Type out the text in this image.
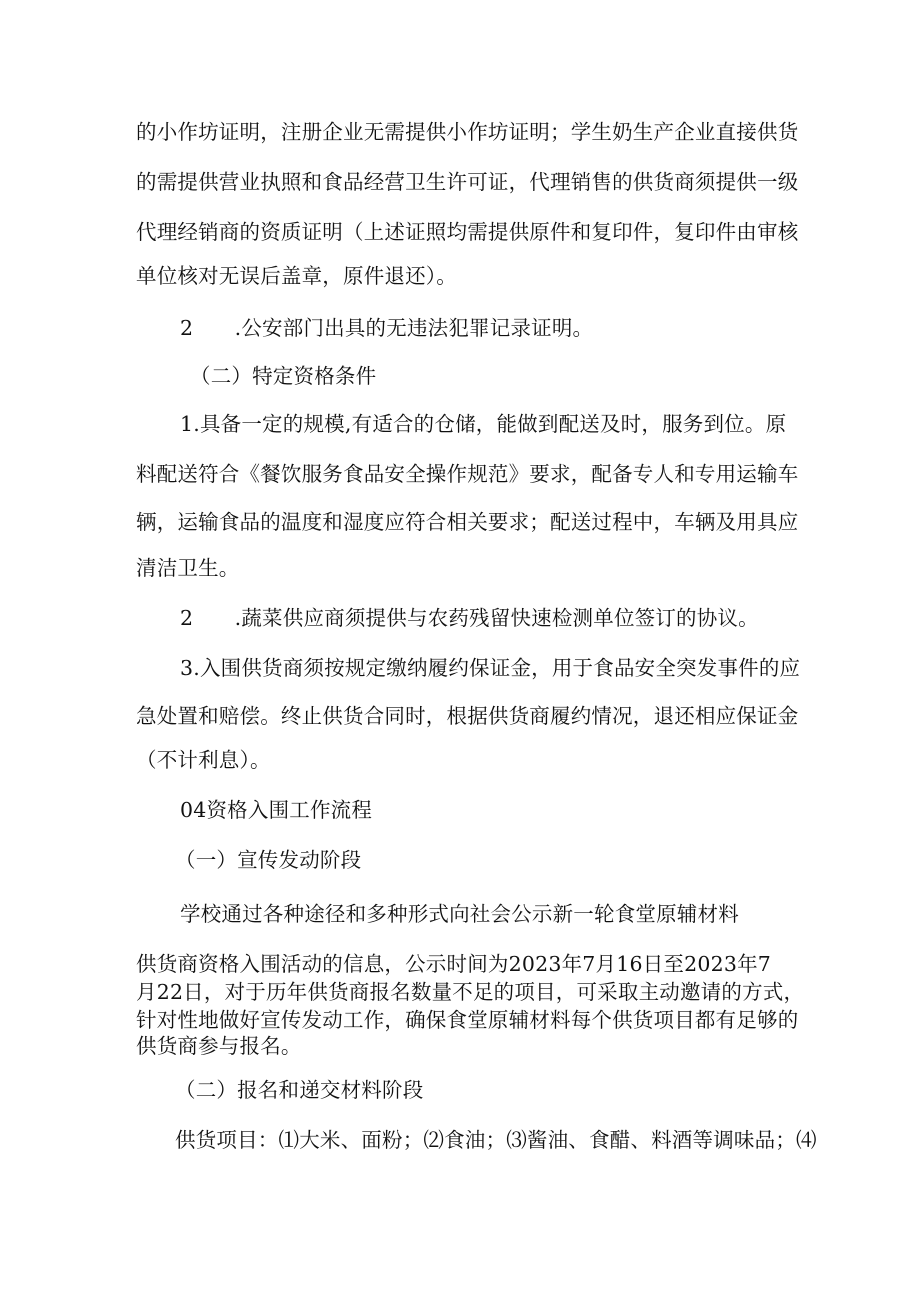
的小作坊证明，注册企业无需提供小作坊证明；学生奶生产企业直接供货
的需提供营业执照和食品经营卫生许可证，代理销售的供货商须提供一级
代理经销商的资质证明（上述证照均需提供原件和复印件，复印件由审核
单位核对无误后盖章，原件退还）。
2　　.公安部门出具的无违法犯罪记录证明。
（二）特定资格条件
1.具备一定的规模,有适合的仓储，能做到配送及时，服务到位。原
料配送符合《餐饮服务食品安全操作规范》要求，配备专人和专用运输车
辆，运输食品的温度和湿度应符合相关要求；配送过程中，车辆及用具应
清洁卫生。
2　　.蔬菜供应商须提供与农药残留快速检测单位签订的协议。
3.入围供货商须按规定缴纳履约保证金，用于食品安全突发事件的应
急处置和赔偿。终止供货合同时，根据供货商履约情况，退还相应保证金
（不计利息）。
04资格入围工作流程
（一）宣传发动阶段
学校通过各种途径和多种形式向社会公示新一轮食堂原辅材料
供货商资格入围活动的信息，公示时间为2023年7月16日至2023年7
月22日，对于历年供货商报名数量不足的项目，可采取主动邀请的方式，
针对性地做好宣传发动工作，确保食堂原辅材料每个供货项目都有足够的
供货商参与报名。
（二）报名和递交材料阶段
供货项目：⑴大米、面粉；⑵食油；⑶酱油、食醋、料酒等调味品；⑷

● ● ● ● ● ● ●

● **The problem**: Reproduce each record above by retyping it exactly; omit all images.

● **Exercise response**:
Type out the text in this image.
的小作坊证明，注册企业无需提供小作坊证明；学生奶生产企业直接供货
的需提供营业执照和食品经营卫生许可证，代理销售的供货商须提供一级
代理经销商的资质证明（上述证照均需提供原件和复印件，复印件由审核
单位核对无误后盖章，原件退还）。
2　　.公安部门出具的无违法犯罪记录证明。
（二）特定资格条件
1.具备一定的规模,有适合的仓储，能做到配送及时，服务到位。原
料配送符合《餐饮服务食品安全操作规范》要求，配备专人和专用运输车
辆，运输食品的温度和湿度应符合相关要求；配送过程中，车辆及用具应
清洁卫生。
2　　.蔬菜供应商须提供与农药残留快速检测单位签订的协议。
3.入围供货商须按规定缴纳履约保证金，用于食品安全突发事件的应
急处置和赔偿。终止供货合同时，根据供货商履约情况，退还相应保证金
（不计利息）。
04资格入围工作流程
（一）宣传发动阶段
学校通过各种途径和多种形式向社会公示新一轮食堂原辅材料
供货商资格入围活动的信息，公示时间为2023年7月16日至2023年7
月22日，对于历年供货商报名数量不足的项目，可采取主动邀请的方式，
针对性地做好宣传发动工作，确保食堂原辅材料每个供货项目都有足够的
供货商参与报名。
（二）报名和递交材料阶段
供货项目：⑴大米、面粉；⑵食油；⑶酱油、食醋、料酒等调味品；⑷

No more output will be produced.